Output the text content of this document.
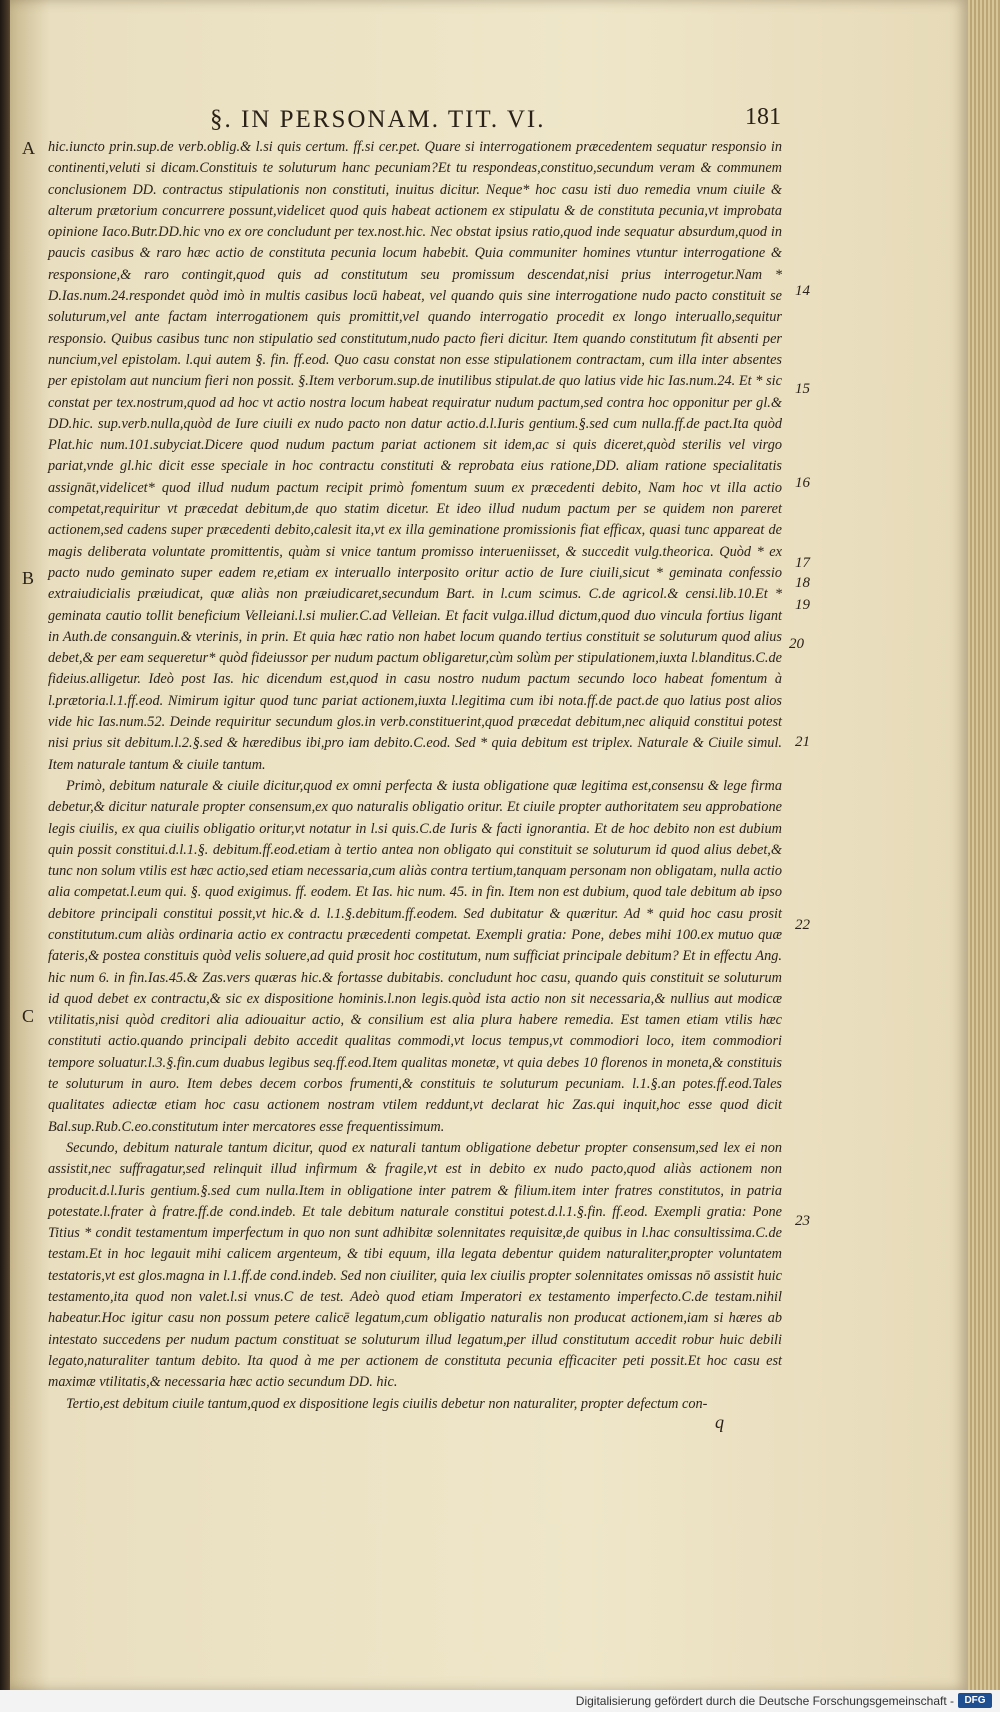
§. IN PERSONAM. TIT. VI.	181
A
B
C
14
15
16
17
18
19
20
21
22
23

hic.iuncto prin.sup.de verb.oblig.& l.si quis certum. ff.si cer.pet. Quare si interrogationem præcedentem sequatur responsio in continenti,veluti si dicam.Constituis te soluturum hanc pecuniam?Et tu respondeas,constituo,secundum veram & communem conclusionem DD. contractus stipulationis non constituti, inuitus dicitur. Neque* hoc casu isti duo remedia vnum ciuile & alterum prætorium concurrere possunt,videlicet quod quis habeat actionem ex stipulatu & de constituta pecunia,vt improbata opinione Iaco.Butr.DD.hic vno ex ore concludunt per tex.nost.hic. Nec obstat ipsius ratio,quod inde sequatur absurdum,quod in paucis casibus & raro hæc actio de constituta pecunia locum habebit. Quia communiter homines vtuntur interrogatione & responsione,& raro contingit,quod quis ad constitutum seu promissum descendat,nisi prius interrogetur.Nam * D.Ias.num.24.respondet quòd imò in multis casibus locū habeat, vel quando quis sine interrogatione nudo pacto constituit se soluturum,vel ante factam interrogationem quis promittit,vel quando interrogatio procedit ex longo interuallo,sequitur responsio. Quibus casibus tunc non stipulatio sed constitutum,nudo pacto fieri dicitur. Item quando constitutum fit absenti per nuncium,vel epistolam. l.qui autem §. fin. ff.eod. Quo casu constat non esse stipulationem contractam, cum illa inter absentes per epistolam aut nuncium fieri non possit. §.Item verborum.sup.de inutilibus stipulat.de quo latius vide hic Ias.num.24. Et * sic constat per tex.nostrum,quod ad hoc vt actio nostra locum habeat requiratur nudum pactum,sed contra hoc opponitur per gl.& DD.hic. sup.verb.nulla,quòd de Iure ciuili ex nudo pacto non datur actio.d.l.Iuris gentium.§.sed cum nulla.ff.de pact.Ita quòd Plat.hic num.101.subyciat.Dicere quod nudum pactum pariat actionem sit idem,ac si quis diceret,quòd sterilis vel virgo pariat,vnde gl.hic dicit esse speciale in hoc contractu constituti & reprobata eius ratione,DD. aliam ratione specialitatis assignāt,videlicet* quod illud nudum pactum recipit primò fomentum suum ex præcedenti debito, Nam hoc vt illa actio competat,requiritur vt præcedat debitum,de quo statim dicetur. Et ideo illud nudum pactum per se quidem non pareret actionem,sed cadens super præcedenti debito,calesit ita,vt ex illa geminatione promissionis fiat efficax, quasi tunc appareat de magis deliberata voluntate promittentis, quàm si vnice tantum promisso interueniisset, & succedit vulg.theorica. Quòd * ex pacto nudo geminato super eadem re,etiam ex interuallo interposito oritur actio de Iure ciuili,sicut * geminata confessio extraiudicialis præiudicat, quæ aliàs non præiudicaret,secundum Bart. in l.cum scimus. C.de agricol.& censi.lib.10.Et * geminata cautio tollit beneficium Velleiani.l.si mulier.C.ad Velleian. Et facit vulga.illud dictum,quod duo vincula fortius ligant in Auth.de consanguin.& vterinis, in prin. Et quia hæc ratio non habet locum quando tertius constituit se soluturum quod alius debet,& per eam sequeretur* quòd fideiussor per nudum pactum obligaretur,cùm solùm per stipulationem,iuxta l.blanditus.C.de fideius.alligetur. Ideò post Ias. hic dicendum est,quod in casu nostro nudum pactum secundo loco habeat fomentum à l.prætoria.l.1.ff.eod. Nimirum igitur quod tunc pariat actionem,iuxta l.legitima cum ibi nota.ff.de pact.de quo latius post alios vide hic Ias.num.52. Deinde requiritur secundum glos.in verb.constituerint,quod præcedat debitum,nec aliquid constitui potest nisi prius sit debitum.l.2.§.sed & hæredibus ibi,pro iam debito.C.eod. Sed * quia debitum est triplex. Naturale & Ciuile simul. Item naturale tantum & ciuile tantum.

Primò, debitum naturale & ciuile dicitur,quod ex omni perfecta & iusta obligatione quæ legitima est,consensu & lege firma debetur,& dicitur naturale propter consensum,ex quo naturalis obligatio oritur. Et ciuile propter authoritatem seu approbatione legis ciuilis, ex qua ciuilis obligatio oritur,vt notatur in l.si quis.C.de Iuris & facti ignorantia. Et de hoc debito non est dubium quin possit constitui.d.l.1.§. debitum.ff.eod.etiam à tertio antea non obligato qui constituit se soluturum id quod alius debet,& tunc non solum vtilis est hæc actio,sed etiam necessaria,cum aliàs contra tertium,tanquam personam non obligatam, nulla actio alia competat.l.eum qui. §. quod exigimus. ff. eodem. Et Ias. hic num. 45. in fin. Item non est dubium, quod tale debitum ab ipso debitore principali constitui possit,vt hic.& d. l.1.§.debitum.ff.eodem. Sed dubitatur & quæritur. Ad * quid hoc casu prosit constitutum.cum aliàs ordinaria actio ex contractu præcedenti competat. Exempli gratia: Pone, debes mihi 100.ex mutuo quæ fateris,& postea constituis quòd velis soluere,ad quid prosit hoc costitutum, num sufficiat principale debitum? Et in effectu Ang. hic num 6. in fin.Ias.45.& Zas.vers quæras hic.& fortasse dubitabis. concludunt hoc casu, quando quis constituit se soluturum id quod debet ex contractu,& sic ex dispositione hominis.l.non legis.quòd ista actio non sit necessaria,& nullius aut modicæ vtilitatis,nisi quòd creditori alia adiouaitur actio, & consilium est alia plura habere remedia. Est tamen etiam vtilis hæc constituti actio.quando principali debito accedit qualitas commodi,vt locus tempus,vt commodiori loco, item commodiori tempore soluatur.l.3.§.fin.cum duabus legibus seq.ff.eod.Item qualitas monetæ, vt quia debes 10 florenos in moneta,& constituis te soluturum in auro. Item debes decem corbos frumenti,& constituis te soluturum pecuniam. l.1.§.an potes.ff.eod.Tales qualitates adiectæ etiam hoc casu actionem nostram vtilem reddunt,vt declarat hic Zas.qui inquit,hoc esse quod dicit Bal.sup.Rub.C.eo.constitutum inter mercatores esse frequentissimum.

Secundo, debitum naturale tantum dicitur, quod ex naturali tantum obligatione debetur propter consensum,sed lex ei non assistit,nec suffragatur,sed relinquit illud infirmum & fragile,vt est in debito ex nudo pacto,quod aliàs actionem non producit.d.l.Iuris gentium.§.sed cum nulla.Item in obligatione inter patrem & filium.item inter fratres constitutos, in patria potestate.l.frater à fratre.ff.de cond.indeb. Et tale debitum naturale constitui potest.d.l.1.§.fin. ff.eod. Exempli gratia: Pone Titius * condit testamentum imperfectum in quo non sunt adhibitæ solennitates requisitæ,de quibus in l.hac consultissima.C.de testam.Et in hoc legauit mihi calicem argenteum, & tibi equum, illa legata debentur quidem naturaliter,propter voluntatem testatoris,vt est glos.magna in l.1.ff.de cond.indeb. Sed non ciuiliter, quia lex ciuilis propter solennitates omissas nō assistit huic testamento,ita quod non valet.l.si vnus.C de test. Adeò quod etiam Imperatori ex testamento imperfecto.C.de testam.nihil habeatur.Hoc igitur casu non possum petere calicē legatum,cum obligatio naturalis non producat actionem,iam si hæres ab intestato succedens per nudum pactum constituat se soluturum illud legatum,per illud constitutum accedit robur huic debili legato,naturaliter tantum debito. Ita quod à me per actionem de constituta pecunia efficaciter peti possit.Et hoc casu est maximæ vtilitatis,& necessaria hæc actio secundum DD. hic.

Tertio,est debitum ciuile tantum,quod ex dispositione legis ciuilis debetur non naturaliter, propter defectum con-

q
Digitalisierung gefördert durch die Deutsche Forschungsgemeinschaft -	DFG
────────────────────
■ **Problem description**:
A faithful copy of the records above is needed, with the pictures left out.

■ **Exercise result**:
Output the text content of this document.
§. IN PERSONAM. TIT. VI.	181
A
B
C
14
15
16
17
18
19
20
21
22
23

hic.iuncto prin.sup.de verb.oblig.& l.si quis certum. ff.si cer.pet. Quare si interrogationem præcedentem sequatur responsio in continenti,veluti si dicam.Constituis te soluturum hanc pecuniam?Et tu respondeas,constituo,secundum veram & communem conclusionem DD. contractus stipulationis non constituti, inuitus dicitur. Neque* hoc casu isti duo remedia vnum ciuile & alterum prætorium concurrere possunt,videlicet quod quis habeat actionem ex stipulatu & de constituta pecunia,vt improbata opinione Iaco.Butr.DD.hic vno ex ore concludunt per tex.nost.hic. Nec obstat ipsius ratio,quod inde sequatur absurdum,quod in paucis casibus & raro hæc actio de constituta pecunia locum habebit. Quia communiter homines vtuntur interrogatione & responsione,& raro contingit,quod quis ad constitutum seu promissum descendat,nisi prius interrogetur.Nam * D.Ias.num.24.respondet quòd imò in multis casibus locū habeat, vel quando quis sine interrogatione nudo pacto constituit se soluturum,vel ante factam interrogationem quis promittit,vel quando interrogatio procedit ex longo interuallo,sequitur responsio. Quibus casibus tunc non stipulatio sed constitutum,nudo pacto fieri dicitur. Item quando constitutum fit absenti per nuncium,vel epistolam. l.qui autem §. fin. ff.eod. Quo casu constat non esse stipulationem contractam, cum illa inter absentes per epistolam aut nuncium fieri non possit. §.Item verborum.sup.de inutilibus stipulat.de quo latius vide hic Ias.num.24. Et * sic constat per tex.nostrum,quod ad hoc vt actio nostra locum habeat requiratur nudum pactum,sed contra hoc opponitur per gl.& DD.hic. sup.verb.nulla,quòd de Iure ciuili ex nudo pacto non datur actio.d.l.Iuris gentium.§.sed cum nulla.ff.de pact.Ita quòd Plat.hic num.101.subyciat.Dicere quod nudum pactum pariat actionem sit idem,ac si quis diceret,quòd sterilis vel virgo pariat,vnde gl.hic dicit esse speciale in hoc contractu constituti & reprobata eius ratione,DD. aliam ratione specialitatis assignāt,videlicet* quod illud nudum pactum recipit primò fomentum suum ex præcedenti debito, Nam hoc vt illa actio competat,requiritur vt præcedat debitum,de quo statim dicetur. Et ideo illud nudum pactum per se quidem non pareret actionem,sed cadens super præcedenti debito,calesit ita,vt ex illa geminatione promissionis fiat efficax, quasi tunc appareat de magis deliberata voluntate promittentis, quàm si vnice tantum promisso interueniisset, & succedit vulg.theorica. Quòd * ex pacto nudo geminato super eadem re,etiam ex interuallo interposito oritur actio de Iure ciuili,sicut * geminata confessio extraiudicialis præiudicat, quæ aliàs non præiudicaret,secundum Bart. in l.cum scimus. C.de agricol.& censi.lib.10.Et * geminata cautio tollit beneficium Velleiani.l.si mulier.C.ad Velleian. Et facit vulga.illud dictum,quod duo vincula fortius ligant in Auth.de consanguin.& vterinis, in prin. Et quia hæc ratio non habet locum quando tertius constituit se soluturum quod alius debet,& per eam sequeretur* quòd fideiussor per nudum pactum obligaretur,cùm solùm per stipulationem,iuxta l.blanditus.C.de fideius.alligetur. Ideò post Ias. hic dicendum est,quod in casu nostro nudum pactum secundo loco habeat fomentum à l.prætoria.l.1.ff.eod. Nimirum igitur quod tunc pariat actionem,iuxta l.legitima cum ibi nota.ff.de pact.de quo latius post alios vide hic Ias.num.52. Deinde requiritur secundum glos.in verb.constituerint,quod præcedat debitum,nec aliquid constitui potest nisi prius sit debitum.l.2.§.sed & hæredibus ibi,pro iam debito.C.eod. Sed * quia debitum est triplex. Naturale & Ciuile simul. Item naturale tantum & ciuile tantum.

Primò, debitum naturale & ciuile dicitur,quod ex omni perfecta & iusta obligatione quæ legitima est,consensu & lege firma debetur,& dicitur naturale propter consensum,ex quo naturalis obligatio oritur. Et ciuile propter authoritatem seu approbatione legis ciuilis, ex qua ciuilis obligatio oritur,vt notatur in l.si quis.C.de Iuris & facti ignorantia. Et de hoc debito non est dubium quin possit constitui.d.l.1.§. debitum.ff.eod.etiam à tertio antea non obligato qui constituit se soluturum id quod alius debet,& tunc non solum vtilis est hæc actio,sed etiam necessaria,cum aliàs contra tertium,tanquam personam non obligatam, nulla actio alia competat.l.eum qui. §. quod exigimus. ff. eodem. Et Ias. hic num. 45. in fin. Item non est dubium, quod tale debitum ab ipso debitore principali constitui possit,vt hic.& d. l.1.§.debitum.ff.eodem. Sed dubitatur & quæritur. Ad * quid hoc casu prosit constitutum.cum aliàs ordinaria actio ex contractu præcedenti competat. Exempli gratia: Pone, debes mihi 100.ex mutuo quæ fateris,& postea constituis quòd velis soluere,ad quid prosit hoc costitutum, num sufficiat principale debitum? Et in effectu Ang. hic num 6. in fin.Ias.45.& Zas.vers quæras hic.& fortasse dubitabis. concludunt hoc casu, quando quis constituit se soluturum id quod debet ex contractu,& sic ex dispositione hominis.l.non legis.quòd ista actio non sit necessaria,& nullius aut modicæ vtilitatis,nisi quòd creditori alia adiouaitur actio, & consilium est alia plura habere remedia. Est tamen etiam vtilis hæc constituti actio.quando principali debito accedit qualitas commodi,vt locus tempus,vt commodiori loco, item commodiori tempore soluatur.l.3.§.fin.cum duabus legibus seq.ff.eod.Item qualitas monetæ, vt quia debes 10 florenos in moneta,& constituis te soluturum in auro. Item debes decem corbos frumenti,& constituis te soluturum pecuniam. l.1.§.an potes.ff.eod.Tales qualitates adiectæ etiam hoc casu actionem nostram vtilem reddunt,vt declarat hic Zas.qui inquit,hoc esse quod dicit Bal.sup.Rub.C.eo.constitutum inter mercatores esse frequentissimum.

Secundo, debitum naturale tantum dicitur, quod ex naturali tantum obligatione debetur propter consensum,sed lex ei non assistit,nec suffragatur,sed relinquit illud infirmum & fragile,vt est in debito ex nudo pacto,quod aliàs actionem non producit.d.l.Iuris gentium.§.sed cum nulla.Item in obligatione inter patrem & filium.item inter fratres constitutos, in patria potestate.l.frater à fratre.ff.de cond.indeb. Et tale debitum naturale constitui potest.d.l.1.§.fin. ff.eod. Exempli gratia: Pone Titius * condit testamentum imperfectum in quo non sunt adhibitæ solennitates requisitæ,de quibus in l.hac consultissima.C.de testam.Et in hoc legauit mihi calicem argenteum, & tibi equum, illa legata debentur quidem naturaliter,propter voluntatem testatoris,vt est glos.magna in l.1.ff.de cond.indeb. Sed non ciuiliter, quia lex ciuilis propter solennitates omissas nō assistit huic testamento,ita quod non valet.l.si vnus.C de test. Adeò quod etiam Imperatori ex testamento imperfecto.C.de testam.nihil habeatur.Hoc igitur casu non possum petere calicē legatum,cum obligatio naturalis non producat actionem,iam si hæres ab intestato succedens per nudum pactum constituat se soluturum illud legatum,per illud constitutum accedit robur huic debili legato,naturaliter tantum debito. Ita quod à me per actionem de constituta pecunia efficaciter peti possit.Et hoc casu est maximæ vtilitatis,& necessaria hæc actio secundum DD. hic.

Tertio,est debitum ciuile tantum,quod ex dispositione legis ciuilis debetur non naturaliter, propter defectum con-

q
Digitalisierung gefördert durch die Deutsche Forschungsgemeinschaft -	DFG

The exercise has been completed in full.